┌─ Supplied entries

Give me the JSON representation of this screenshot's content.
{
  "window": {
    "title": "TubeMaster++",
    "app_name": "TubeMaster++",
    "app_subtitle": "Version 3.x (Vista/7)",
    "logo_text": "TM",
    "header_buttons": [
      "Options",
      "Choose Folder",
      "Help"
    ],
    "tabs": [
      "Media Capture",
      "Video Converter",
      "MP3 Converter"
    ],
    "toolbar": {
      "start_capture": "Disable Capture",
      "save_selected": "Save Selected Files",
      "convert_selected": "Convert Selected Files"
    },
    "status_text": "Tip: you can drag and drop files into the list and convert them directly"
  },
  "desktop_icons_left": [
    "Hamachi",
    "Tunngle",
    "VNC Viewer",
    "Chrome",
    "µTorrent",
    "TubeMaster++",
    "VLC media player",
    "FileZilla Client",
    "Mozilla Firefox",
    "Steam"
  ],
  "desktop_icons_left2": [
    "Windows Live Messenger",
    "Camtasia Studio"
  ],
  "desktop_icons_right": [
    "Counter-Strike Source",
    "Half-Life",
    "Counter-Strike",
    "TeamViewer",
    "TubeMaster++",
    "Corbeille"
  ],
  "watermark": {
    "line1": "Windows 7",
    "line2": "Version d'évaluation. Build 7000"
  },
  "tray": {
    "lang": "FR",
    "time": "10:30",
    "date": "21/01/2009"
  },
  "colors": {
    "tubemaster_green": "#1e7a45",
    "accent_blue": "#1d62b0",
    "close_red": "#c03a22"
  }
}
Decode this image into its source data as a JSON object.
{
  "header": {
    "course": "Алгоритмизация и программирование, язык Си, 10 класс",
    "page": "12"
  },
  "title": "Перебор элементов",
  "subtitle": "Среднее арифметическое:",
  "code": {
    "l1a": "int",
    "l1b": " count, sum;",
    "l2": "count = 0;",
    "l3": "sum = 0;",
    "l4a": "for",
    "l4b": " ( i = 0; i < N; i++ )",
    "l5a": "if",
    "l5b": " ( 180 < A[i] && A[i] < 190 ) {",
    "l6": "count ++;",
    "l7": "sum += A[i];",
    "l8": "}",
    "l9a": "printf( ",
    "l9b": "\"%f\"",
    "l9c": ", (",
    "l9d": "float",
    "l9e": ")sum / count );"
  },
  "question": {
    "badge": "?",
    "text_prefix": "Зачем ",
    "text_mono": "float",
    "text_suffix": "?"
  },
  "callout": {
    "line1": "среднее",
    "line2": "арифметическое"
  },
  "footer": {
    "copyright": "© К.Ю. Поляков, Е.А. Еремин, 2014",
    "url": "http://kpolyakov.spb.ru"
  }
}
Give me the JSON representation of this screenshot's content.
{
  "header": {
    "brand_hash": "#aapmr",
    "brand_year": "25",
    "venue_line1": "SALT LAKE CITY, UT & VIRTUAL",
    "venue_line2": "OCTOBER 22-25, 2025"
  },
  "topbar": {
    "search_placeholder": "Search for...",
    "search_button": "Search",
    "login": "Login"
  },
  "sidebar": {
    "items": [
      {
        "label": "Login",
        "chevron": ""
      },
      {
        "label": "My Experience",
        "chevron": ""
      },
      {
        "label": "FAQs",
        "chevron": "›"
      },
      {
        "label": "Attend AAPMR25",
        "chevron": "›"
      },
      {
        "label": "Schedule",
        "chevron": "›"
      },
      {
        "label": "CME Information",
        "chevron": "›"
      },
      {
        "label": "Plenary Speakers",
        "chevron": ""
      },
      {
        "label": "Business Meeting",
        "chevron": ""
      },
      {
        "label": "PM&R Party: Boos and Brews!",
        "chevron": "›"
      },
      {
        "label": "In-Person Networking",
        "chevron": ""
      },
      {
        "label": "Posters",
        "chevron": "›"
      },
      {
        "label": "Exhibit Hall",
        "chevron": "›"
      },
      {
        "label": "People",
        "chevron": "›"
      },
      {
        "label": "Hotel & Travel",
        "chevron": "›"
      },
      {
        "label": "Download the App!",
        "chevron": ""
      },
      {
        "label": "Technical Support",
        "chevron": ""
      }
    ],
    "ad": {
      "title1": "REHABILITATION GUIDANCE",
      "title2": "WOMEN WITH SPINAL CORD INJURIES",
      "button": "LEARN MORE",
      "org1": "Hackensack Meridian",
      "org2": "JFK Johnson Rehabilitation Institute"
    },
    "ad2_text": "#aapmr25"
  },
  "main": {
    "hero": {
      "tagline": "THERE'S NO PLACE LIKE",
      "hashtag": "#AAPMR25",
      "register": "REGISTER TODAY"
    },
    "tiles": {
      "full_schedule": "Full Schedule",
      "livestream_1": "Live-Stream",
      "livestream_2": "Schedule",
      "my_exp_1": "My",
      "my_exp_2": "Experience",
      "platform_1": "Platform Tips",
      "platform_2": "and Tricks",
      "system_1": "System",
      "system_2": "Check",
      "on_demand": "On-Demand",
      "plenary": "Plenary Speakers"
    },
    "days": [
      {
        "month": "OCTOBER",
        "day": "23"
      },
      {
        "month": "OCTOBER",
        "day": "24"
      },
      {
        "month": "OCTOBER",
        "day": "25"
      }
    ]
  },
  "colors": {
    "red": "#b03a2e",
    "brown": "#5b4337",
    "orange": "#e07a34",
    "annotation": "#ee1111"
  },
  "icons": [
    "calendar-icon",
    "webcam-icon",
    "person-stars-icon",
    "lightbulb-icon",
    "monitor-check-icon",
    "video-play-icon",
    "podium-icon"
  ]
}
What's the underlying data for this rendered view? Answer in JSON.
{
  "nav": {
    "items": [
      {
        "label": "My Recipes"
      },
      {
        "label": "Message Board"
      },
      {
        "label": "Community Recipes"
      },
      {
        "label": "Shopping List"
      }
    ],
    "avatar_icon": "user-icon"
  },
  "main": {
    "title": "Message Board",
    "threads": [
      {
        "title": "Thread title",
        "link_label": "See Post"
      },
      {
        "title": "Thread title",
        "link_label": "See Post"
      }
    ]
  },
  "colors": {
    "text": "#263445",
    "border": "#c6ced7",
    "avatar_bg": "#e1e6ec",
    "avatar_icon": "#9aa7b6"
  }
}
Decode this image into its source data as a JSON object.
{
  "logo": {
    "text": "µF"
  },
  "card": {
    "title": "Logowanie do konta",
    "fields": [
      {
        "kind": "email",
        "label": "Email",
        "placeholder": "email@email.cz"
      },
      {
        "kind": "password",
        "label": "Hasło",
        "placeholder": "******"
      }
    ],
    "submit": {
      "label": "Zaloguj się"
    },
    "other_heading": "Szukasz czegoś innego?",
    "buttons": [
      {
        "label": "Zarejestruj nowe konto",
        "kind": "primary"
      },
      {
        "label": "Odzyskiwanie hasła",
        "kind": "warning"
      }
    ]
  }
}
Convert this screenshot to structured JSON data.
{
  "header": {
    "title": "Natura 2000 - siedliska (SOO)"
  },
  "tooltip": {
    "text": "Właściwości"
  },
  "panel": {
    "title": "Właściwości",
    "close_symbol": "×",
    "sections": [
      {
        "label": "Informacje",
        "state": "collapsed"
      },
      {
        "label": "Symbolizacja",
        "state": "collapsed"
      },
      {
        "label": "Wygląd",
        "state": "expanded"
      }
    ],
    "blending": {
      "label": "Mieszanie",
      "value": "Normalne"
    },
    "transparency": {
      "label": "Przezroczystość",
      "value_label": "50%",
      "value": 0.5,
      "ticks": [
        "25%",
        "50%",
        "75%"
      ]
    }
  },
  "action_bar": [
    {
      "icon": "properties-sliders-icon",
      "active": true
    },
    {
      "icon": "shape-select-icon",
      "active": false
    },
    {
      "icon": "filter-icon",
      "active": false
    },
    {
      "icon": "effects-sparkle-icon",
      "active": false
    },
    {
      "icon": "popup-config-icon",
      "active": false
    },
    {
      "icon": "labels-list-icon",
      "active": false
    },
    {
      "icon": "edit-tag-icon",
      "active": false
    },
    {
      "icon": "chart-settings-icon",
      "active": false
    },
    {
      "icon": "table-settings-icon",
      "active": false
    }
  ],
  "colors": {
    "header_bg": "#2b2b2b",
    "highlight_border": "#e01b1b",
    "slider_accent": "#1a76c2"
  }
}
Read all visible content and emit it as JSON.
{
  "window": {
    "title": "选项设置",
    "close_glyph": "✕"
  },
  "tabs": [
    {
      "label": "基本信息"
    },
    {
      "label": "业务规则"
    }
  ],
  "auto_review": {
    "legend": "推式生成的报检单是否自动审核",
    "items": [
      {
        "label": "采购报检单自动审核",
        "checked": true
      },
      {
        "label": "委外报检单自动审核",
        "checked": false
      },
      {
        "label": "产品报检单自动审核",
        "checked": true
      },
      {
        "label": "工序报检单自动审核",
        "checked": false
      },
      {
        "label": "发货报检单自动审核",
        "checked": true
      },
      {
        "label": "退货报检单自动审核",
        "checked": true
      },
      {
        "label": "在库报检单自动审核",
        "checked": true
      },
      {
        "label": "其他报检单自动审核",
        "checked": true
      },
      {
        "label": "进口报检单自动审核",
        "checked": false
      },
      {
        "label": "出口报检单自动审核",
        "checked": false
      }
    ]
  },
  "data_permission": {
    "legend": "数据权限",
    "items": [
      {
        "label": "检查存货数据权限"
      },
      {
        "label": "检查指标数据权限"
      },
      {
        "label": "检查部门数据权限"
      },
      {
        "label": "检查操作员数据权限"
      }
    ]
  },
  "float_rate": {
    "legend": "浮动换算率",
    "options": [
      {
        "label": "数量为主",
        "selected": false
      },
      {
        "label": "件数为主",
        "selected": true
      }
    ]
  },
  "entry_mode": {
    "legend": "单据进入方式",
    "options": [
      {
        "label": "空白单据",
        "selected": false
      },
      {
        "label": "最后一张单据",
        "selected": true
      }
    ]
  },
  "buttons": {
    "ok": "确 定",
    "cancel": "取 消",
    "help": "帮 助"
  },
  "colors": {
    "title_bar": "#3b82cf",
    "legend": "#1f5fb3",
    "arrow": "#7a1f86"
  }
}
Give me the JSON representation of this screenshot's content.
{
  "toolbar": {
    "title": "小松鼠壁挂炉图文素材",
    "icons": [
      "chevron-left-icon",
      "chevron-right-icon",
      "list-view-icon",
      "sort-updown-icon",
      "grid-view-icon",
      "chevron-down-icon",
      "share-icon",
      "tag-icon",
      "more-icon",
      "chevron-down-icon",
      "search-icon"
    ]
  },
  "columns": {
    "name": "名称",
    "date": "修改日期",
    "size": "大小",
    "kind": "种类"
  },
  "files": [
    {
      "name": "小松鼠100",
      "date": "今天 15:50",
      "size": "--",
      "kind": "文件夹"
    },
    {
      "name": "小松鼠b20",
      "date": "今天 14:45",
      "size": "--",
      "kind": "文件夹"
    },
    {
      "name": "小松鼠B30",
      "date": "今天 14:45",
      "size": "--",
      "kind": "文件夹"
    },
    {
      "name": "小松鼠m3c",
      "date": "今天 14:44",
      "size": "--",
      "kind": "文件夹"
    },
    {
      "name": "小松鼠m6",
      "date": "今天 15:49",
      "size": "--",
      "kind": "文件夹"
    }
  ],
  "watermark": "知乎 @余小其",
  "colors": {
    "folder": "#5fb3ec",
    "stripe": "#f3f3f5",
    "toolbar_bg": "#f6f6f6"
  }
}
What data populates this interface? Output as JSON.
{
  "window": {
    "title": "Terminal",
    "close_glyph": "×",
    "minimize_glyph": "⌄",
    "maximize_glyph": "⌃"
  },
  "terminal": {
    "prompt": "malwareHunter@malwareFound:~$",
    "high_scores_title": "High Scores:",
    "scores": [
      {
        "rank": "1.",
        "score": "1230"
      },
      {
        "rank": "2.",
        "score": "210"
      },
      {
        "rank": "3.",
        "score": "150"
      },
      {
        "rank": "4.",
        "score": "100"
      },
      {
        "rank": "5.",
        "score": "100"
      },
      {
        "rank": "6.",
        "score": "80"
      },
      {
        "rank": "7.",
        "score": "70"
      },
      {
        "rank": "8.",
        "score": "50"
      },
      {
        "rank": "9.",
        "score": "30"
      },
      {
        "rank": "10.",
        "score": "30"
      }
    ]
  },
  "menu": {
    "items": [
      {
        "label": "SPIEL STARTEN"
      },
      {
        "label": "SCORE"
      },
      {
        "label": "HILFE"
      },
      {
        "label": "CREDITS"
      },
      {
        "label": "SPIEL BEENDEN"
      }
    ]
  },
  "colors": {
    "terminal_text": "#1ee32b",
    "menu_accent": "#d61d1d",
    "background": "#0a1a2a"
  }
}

└─

Task to carry out:
Tally the lines in this data that hold the word "What" and state only the count.

Expected answer:
2